Aim:
Make a tally of the lines in the records that include the string "data", and give only that number.

Input rows:

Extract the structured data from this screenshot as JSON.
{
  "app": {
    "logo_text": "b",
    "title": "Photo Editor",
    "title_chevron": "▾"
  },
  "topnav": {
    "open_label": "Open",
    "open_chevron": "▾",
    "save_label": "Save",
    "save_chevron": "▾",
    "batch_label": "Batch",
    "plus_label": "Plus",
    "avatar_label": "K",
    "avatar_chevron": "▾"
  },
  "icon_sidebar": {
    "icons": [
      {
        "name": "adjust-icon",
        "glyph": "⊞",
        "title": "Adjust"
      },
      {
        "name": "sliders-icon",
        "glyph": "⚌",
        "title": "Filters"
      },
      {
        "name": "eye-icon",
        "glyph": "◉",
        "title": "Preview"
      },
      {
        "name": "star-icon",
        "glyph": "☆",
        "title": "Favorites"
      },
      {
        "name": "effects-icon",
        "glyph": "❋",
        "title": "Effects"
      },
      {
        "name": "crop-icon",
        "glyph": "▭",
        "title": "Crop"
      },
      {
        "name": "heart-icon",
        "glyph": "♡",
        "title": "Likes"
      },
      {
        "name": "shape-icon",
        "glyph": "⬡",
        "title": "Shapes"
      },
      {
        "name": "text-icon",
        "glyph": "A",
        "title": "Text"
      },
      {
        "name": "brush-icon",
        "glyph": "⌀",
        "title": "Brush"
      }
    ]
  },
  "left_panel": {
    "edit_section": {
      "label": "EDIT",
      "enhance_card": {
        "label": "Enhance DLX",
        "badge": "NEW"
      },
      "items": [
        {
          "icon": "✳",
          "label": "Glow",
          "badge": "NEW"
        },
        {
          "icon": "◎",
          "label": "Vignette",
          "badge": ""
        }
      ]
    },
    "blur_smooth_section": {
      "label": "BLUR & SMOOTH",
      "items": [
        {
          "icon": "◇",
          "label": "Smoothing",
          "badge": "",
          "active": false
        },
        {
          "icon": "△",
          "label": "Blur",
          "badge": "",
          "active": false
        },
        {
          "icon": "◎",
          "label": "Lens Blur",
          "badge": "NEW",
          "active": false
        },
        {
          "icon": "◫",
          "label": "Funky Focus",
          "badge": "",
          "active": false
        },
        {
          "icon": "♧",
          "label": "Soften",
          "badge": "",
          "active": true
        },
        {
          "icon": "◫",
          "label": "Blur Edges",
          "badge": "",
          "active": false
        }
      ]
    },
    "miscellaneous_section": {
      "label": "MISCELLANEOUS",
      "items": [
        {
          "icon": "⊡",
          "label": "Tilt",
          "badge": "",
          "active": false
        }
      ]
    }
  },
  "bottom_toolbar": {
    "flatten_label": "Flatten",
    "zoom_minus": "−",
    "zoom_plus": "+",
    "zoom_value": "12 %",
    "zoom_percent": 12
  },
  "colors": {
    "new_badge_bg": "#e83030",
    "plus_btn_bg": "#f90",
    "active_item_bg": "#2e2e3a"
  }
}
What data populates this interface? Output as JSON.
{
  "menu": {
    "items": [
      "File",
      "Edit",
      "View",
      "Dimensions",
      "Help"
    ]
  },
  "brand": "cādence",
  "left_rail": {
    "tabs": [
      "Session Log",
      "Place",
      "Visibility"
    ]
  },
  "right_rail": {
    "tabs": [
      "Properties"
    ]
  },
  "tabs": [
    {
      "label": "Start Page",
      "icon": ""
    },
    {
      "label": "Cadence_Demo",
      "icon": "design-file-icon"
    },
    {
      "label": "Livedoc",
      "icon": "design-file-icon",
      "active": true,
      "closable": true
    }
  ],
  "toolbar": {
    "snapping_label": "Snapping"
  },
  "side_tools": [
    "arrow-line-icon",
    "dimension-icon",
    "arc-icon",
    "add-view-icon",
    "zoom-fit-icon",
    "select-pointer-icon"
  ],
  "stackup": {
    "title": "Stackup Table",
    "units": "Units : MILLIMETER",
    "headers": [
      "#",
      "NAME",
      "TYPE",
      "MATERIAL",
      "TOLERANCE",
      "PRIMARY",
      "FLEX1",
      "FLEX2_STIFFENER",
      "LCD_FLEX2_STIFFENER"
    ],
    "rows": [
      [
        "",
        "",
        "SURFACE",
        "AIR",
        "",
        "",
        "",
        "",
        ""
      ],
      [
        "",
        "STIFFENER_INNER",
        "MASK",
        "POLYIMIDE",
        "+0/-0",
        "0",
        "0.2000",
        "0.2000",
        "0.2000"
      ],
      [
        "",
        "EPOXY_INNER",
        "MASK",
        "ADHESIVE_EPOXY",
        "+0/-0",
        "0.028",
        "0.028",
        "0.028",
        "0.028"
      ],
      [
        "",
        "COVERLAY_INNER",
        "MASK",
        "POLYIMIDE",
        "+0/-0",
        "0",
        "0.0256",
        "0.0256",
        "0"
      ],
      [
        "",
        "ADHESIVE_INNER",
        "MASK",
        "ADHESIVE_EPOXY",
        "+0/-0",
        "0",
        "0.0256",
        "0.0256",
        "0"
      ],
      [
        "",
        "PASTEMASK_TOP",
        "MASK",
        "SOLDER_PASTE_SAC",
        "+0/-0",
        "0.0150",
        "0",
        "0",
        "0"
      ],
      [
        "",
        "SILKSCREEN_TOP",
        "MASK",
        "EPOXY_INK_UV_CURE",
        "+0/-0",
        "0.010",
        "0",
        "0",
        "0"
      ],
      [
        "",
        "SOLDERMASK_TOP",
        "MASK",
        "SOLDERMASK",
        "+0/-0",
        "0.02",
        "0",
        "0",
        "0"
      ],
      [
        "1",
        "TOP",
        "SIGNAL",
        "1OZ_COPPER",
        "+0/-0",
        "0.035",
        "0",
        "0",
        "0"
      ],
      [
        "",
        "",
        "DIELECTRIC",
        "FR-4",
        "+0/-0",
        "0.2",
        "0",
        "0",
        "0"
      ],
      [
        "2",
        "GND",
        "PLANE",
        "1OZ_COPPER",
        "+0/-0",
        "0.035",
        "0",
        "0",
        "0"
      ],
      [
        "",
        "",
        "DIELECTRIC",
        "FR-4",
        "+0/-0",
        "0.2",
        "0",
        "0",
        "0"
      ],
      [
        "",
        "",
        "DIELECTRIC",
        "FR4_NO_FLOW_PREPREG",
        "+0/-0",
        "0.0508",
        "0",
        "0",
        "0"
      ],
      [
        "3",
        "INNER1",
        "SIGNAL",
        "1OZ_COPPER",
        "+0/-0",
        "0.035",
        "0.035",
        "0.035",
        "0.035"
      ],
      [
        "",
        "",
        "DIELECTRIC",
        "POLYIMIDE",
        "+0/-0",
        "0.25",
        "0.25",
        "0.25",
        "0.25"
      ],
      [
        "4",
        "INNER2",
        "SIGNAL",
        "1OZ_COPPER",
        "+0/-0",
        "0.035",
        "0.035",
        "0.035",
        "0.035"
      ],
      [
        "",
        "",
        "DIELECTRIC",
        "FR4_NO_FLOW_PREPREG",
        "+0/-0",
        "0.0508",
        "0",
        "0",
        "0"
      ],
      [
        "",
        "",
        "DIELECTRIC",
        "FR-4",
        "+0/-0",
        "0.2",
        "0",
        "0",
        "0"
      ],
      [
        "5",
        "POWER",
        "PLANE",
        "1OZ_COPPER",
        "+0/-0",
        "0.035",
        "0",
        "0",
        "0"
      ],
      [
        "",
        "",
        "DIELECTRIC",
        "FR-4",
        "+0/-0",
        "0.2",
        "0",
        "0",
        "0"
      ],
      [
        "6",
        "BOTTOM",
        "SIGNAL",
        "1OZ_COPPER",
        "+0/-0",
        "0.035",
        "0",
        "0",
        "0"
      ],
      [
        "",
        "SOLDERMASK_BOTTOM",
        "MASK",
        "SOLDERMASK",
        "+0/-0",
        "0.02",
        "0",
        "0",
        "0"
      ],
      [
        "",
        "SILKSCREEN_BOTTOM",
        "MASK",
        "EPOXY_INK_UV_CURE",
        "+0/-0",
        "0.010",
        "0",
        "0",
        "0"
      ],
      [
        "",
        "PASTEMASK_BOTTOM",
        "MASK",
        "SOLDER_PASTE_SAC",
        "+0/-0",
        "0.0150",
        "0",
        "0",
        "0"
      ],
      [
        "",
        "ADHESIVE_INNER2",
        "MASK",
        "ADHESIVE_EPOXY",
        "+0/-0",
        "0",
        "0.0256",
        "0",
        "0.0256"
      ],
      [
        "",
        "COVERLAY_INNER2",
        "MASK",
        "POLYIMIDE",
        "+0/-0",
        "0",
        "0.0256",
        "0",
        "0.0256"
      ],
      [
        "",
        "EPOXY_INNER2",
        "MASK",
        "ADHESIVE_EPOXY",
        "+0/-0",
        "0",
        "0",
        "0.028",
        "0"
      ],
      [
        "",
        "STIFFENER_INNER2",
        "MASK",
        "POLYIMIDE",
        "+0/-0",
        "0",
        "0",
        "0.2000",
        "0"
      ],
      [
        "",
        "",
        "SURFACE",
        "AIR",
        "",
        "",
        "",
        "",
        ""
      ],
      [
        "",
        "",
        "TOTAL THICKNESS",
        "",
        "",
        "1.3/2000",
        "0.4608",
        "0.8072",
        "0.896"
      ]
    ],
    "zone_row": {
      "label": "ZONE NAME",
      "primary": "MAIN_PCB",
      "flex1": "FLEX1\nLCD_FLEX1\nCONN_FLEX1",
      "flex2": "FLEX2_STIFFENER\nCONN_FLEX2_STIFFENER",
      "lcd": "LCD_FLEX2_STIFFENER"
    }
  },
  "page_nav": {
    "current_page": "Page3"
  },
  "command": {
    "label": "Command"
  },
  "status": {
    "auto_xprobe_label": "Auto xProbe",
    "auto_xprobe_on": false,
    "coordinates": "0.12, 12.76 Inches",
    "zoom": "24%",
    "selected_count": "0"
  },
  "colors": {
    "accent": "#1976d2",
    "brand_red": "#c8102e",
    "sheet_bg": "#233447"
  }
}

Solved exercise:
2